→ **EXTRACTED ENTRIES**
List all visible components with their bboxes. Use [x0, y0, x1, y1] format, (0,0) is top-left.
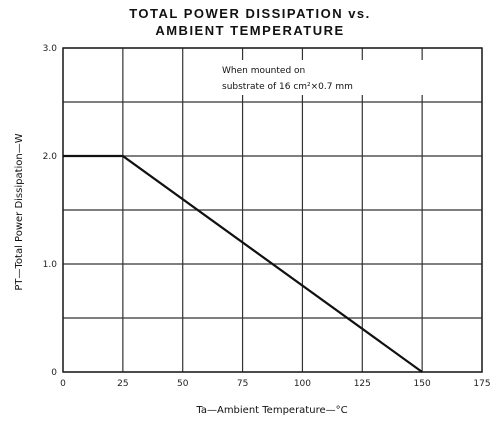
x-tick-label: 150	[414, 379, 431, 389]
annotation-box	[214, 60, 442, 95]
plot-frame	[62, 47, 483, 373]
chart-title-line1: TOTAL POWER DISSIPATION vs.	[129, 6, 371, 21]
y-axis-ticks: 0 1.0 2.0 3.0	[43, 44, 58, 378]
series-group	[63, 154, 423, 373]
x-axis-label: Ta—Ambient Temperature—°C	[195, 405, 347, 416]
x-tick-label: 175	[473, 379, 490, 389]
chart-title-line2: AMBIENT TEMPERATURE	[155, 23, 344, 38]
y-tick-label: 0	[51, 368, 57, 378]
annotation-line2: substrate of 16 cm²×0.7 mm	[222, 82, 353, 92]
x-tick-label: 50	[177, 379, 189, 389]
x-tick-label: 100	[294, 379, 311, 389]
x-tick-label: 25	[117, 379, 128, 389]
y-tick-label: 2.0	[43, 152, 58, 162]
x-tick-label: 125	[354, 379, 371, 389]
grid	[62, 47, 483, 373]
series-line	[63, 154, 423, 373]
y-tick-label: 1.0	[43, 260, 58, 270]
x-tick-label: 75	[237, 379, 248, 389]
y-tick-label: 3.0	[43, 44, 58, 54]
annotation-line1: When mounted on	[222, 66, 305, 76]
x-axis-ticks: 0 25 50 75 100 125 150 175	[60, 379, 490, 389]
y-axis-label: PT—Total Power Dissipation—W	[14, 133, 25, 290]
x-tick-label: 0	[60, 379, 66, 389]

--

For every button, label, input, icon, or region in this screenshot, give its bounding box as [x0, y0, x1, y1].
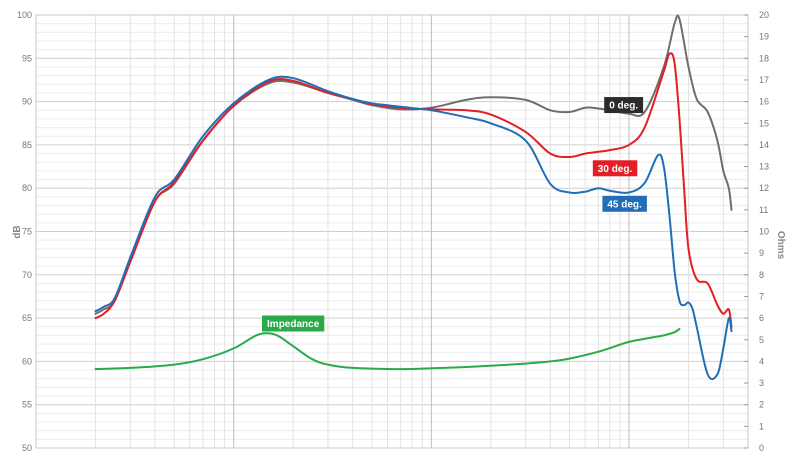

→ **PROBLEM**
Put the material above into a numbered list, starting with the line containing "List all visible" and going on through the line containing "379, 66, 389]", both included. Skip blank lines and leave out the pictures.

→ **EXERCISE RESULT**
1. List all visible components with their bboxes. Use [x0, y0, x1, y1] format, (0,0) is top-left.
2. x-tick-label: 150	[414, 379, 431, 389]
3. annotation-box	[214, 60, 442, 95]
4. plot-frame	[62, 47, 483, 373]
5. chart-title-line1: TOTAL POWER DISSIPATION vs.	[129, 6, 371, 21]
6. y-axis-ticks: 0 1.0 2.0 3.0	[43, 44, 58, 378]
7. series-group	[63, 154, 423, 373]
8. x-axis-label: Ta—Ambient Temperature—°C	[195, 405, 347, 416]
9. x-tick-label: 175	[473, 379, 490, 389]
10. chart-title-line2: AMBIENT TEMPERATURE	[155, 23, 344, 38]
11. y-tick-label: 0	[51, 368, 57, 378]
12. annotation-line2: substrate of 16 cm²×0.7 mm	[222, 82, 353, 92]
13. x-tick-label: 50	[177, 379, 189, 389]
14. x-tick-label: 100	[294, 379, 311, 389]
15. x-tick-label: 25	[117, 379, 128, 389]
16. y-tick-label: 2.0	[43, 152, 58, 162]
17. x-tick-label: 125	[354, 379, 371, 389]
18. grid	[62, 47, 483, 373]
19. series-line	[63, 154, 423, 373]
20. y-tick-label: 1.0	[43, 260, 58, 270]
21. x-tick-label: 75	[237, 379, 248, 389]
22. y-tick-label: 3.0	[43, 44, 58, 54]
23. annotation-line1: When mounted on	[222, 66, 305, 76]
24. x-axis-ticks: 0 25 50 75 100 125 150 175	[60, 379, 490, 389]
25. y-axis-label: PT—Total Power Dissipation—W	[14, 133, 25, 290]
26. x-tick-label: 0	[60, 379, 66, 389]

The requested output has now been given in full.